▶ Written task:
Repeat, exactly and completely, the material that follows. Omit the pictures.

-- Extracted material start --

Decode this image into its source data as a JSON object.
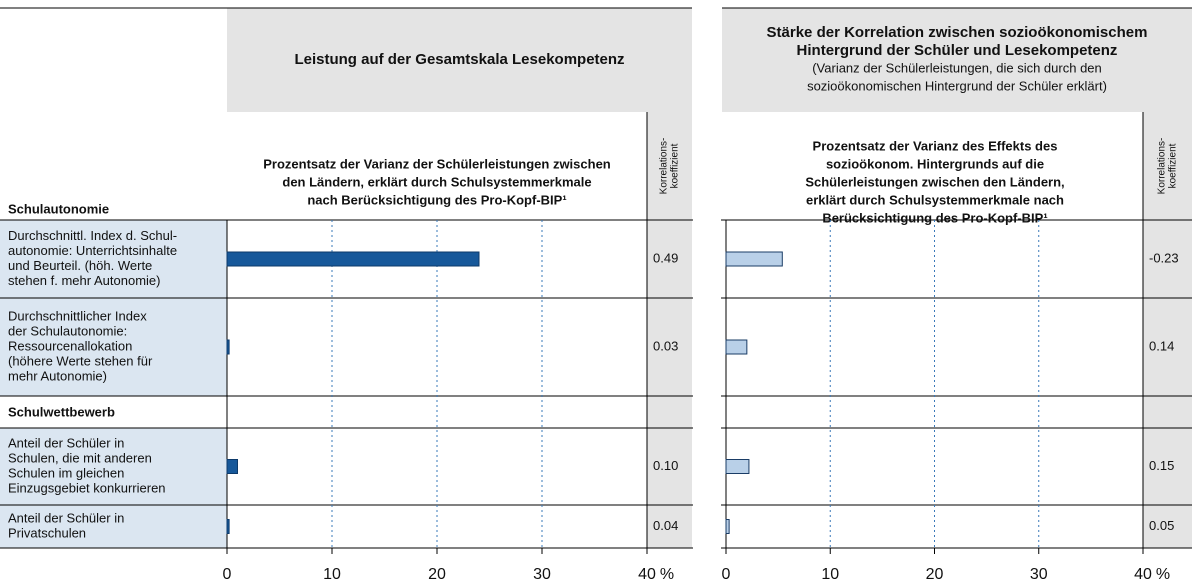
{
  "groups": [
    {
      "name": "Schulautonomie",
      "categories": [
        [
          "Durchschnittl. Index d. Schul-",
          "autonomie: Unterrichtsinhalte",
          "und Beurteil. (höh. Werte",
          "stehen f. mehr Autonomie)"
        ],
        [
          "Durchschnittlicher Index",
          "der Schulautonomie:",
          "Ressourcenallokation",
          "(höhere Werte stehen für",
          "mehr Autonomie)"
        ]
      ]
    },
    {
      "name": "Schulwettbewerb",
      "categories": [
        [
          "Anteil der Schüler in",
          "Schulen, die mit anderen",
          "Schulen im gleichen",
          "Einzugsgebiet konkurrieren"
        ],
        [
          "Anteil der Schüler in",
          "Privatschulen"
        ]
      ]
    }
  ],
  "chart_data": [
    {
      "type": "bar",
      "orientation": "horizontal",
      "color": "#17589a",
      "edge": "#0d3a6a",
      "title": [
        "Leistung auf der Gesamtskala Lesekompetenz"
      ],
      "subtitle": [],
      "column_label": [
        "Prozentsatz der Varianz der Schülerleistungen zwischen",
        "den Ländern, erklärt durch Schulsystemmerkmale",
        "nach Berücksichtigung des Pro-Kopf-BIP¹"
      ],
      "correlation_label": [
        "Korrelations-",
        "koeffizient"
      ],
      "values": [
        [
          24,
          0.2
        ],
        [
          1,
          0.2
        ]
      ],
      "correlations": [
        [
          "0.49",
          "0.03"
        ],
        [
          "0.10",
          "0.04"
        ]
      ],
      "xlim": [
        0,
        40
      ],
      "xticks": [
        0,
        10,
        20,
        30,
        40
      ],
      "unit": "%",
      "grid": true
    },
    {
      "type": "bar",
      "orientation": "horizontal",
      "color": "#b9d0e8",
      "edge": "#1a3c66",
      "title": [
        "Stärke der Korrelation zwischen sozioökonomischem",
        "Hintergrund der Schüler und Lesekompetenz"
      ],
      "subtitle": [
        "(Varianz der Schülerleistungen, die sich durch den",
        "sozioökonomischen Hintergrund der Schüler erklärt)"
      ],
      "column_label": [
        "Prozentsatz der Varianz des Effekts des",
        "sozioökonom. Hintergrunds auf die",
        "Schülerleistungen zwischen den Ländern,",
        "erklärt durch Schulsystemmerkmale nach",
        "Berücksichtigung des Pro-Kopf-BIP¹"
      ],
      "correlation_label": [
        "Korrelations-",
        "koeffizient"
      ],
      "values": [
        [
          5.4,
          2.0
        ],
        [
          2.2,
          0.3
        ]
      ],
      "correlations": [
        [
          "-0.23",
          "0.14"
        ],
        [
          "0.15",
          "0.05"
        ]
      ],
      "xlim": [
        0,
        40
      ],
      "xticks": [
        0,
        10,
        20,
        30,
        40
      ],
      "unit": "%",
      "grid": true
    }
  ]
}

-- Extracted material end --

▶ Exercise output:
Decode this image into its source data as a JSON object.
{
  "groups": [
    {
      "name": "Schulautonomie",
      "categories": [
        [
          "Durchschnittl. Index d. Schul-",
          "autonomie: Unterrichtsinhalte",
          "und Beurteil. (höh. Werte",
          "stehen f. mehr Autonomie)"
        ],
        [
          "Durchschnittlicher Index",
          "der Schulautonomie:",
          "Ressourcenallokation",
          "(höhere Werte stehen für",
          "mehr Autonomie)"
        ]
      ]
    },
    {
      "name": "Schulwettbewerb",
      "categories": [
        [
          "Anteil der Schüler in",
          "Schulen, die mit anderen",
          "Schulen im gleichen",
          "Einzugsgebiet konkurrieren"
        ],
        [
          "Anteil der Schüler in",
          "Privatschulen"
        ]
      ]
    }
  ],
  "chart_data": [
    {
      "type": "bar",
      "orientation": "horizontal",
      "color": "#17589a",
      "edge": "#0d3a6a",
      "title": [
        "Leistung auf der Gesamtskala Lesekompetenz"
      ],
      "subtitle": [],
      "column_label": [
        "Prozentsatz der Varianz der Schülerleistungen zwischen",
        "den Ländern, erklärt durch Schulsystemmerkmale",
        "nach Berücksichtigung des Pro-Kopf-BIP¹"
      ],
      "correlation_label": [
        "Korrelations-",
        "koeffizient"
      ],
      "values": [
        [
          24,
          0.2
        ],
        [
          1,
          0.2
        ]
      ],
      "correlations": [
        [
          "0.49",
          "0.03"
        ],
        [
          "0.10",
          "0.04"
        ]
      ],
      "xlim": [
        0,
        40
      ],
      "xticks": [
        0,
        10,
        20,
        30,
        40
      ],
      "unit": "%",
      "grid": true
    },
    {
      "type": "bar",
      "orientation": "horizontal",
      "color": "#b9d0e8",
      "edge": "#1a3c66",
      "title": [
        "Stärke der Korrelation zwischen sozioökonomischem",
        "Hintergrund der Schüler und Lesekompetenz"
      ],
      "subtitle": [
        "(Varianz der Schülerleistungen, die sich durch den",
        "sozioökonomischen Hintergrund der Schüler erklärt)"
      ],
      "column_label": [
        "Prozentsatz der Varianz des Effekts des",
        "sozioökonom. Hintergrunds auf die",
        "Schülerleistungen zwischen den Ländern,",
        "erklärt durch Schulsystemmerkmale nach",
        "Berücksichtigung des Pro-Kopf-BIP¹"
      ],
      "correlation_label": [
        "Korrelations-",
        "koeffizient"
      ],
      "values": [
        [
          5.4,
          2.0
        ],
        [
          2.2,
          0.3
        ]
      ],
      "correlations": [
        [
          "-0.23",
          "0.14"
        ],
        [
          "0.15",
          "0.05"
        ]
      ],
      "xlim": [
        0,
        40
      ],
      "xticks": [
        0,
        10,
        20,
        30,
        40
      ],
      "unit": "%",
      "grid": true
    }
  ]
}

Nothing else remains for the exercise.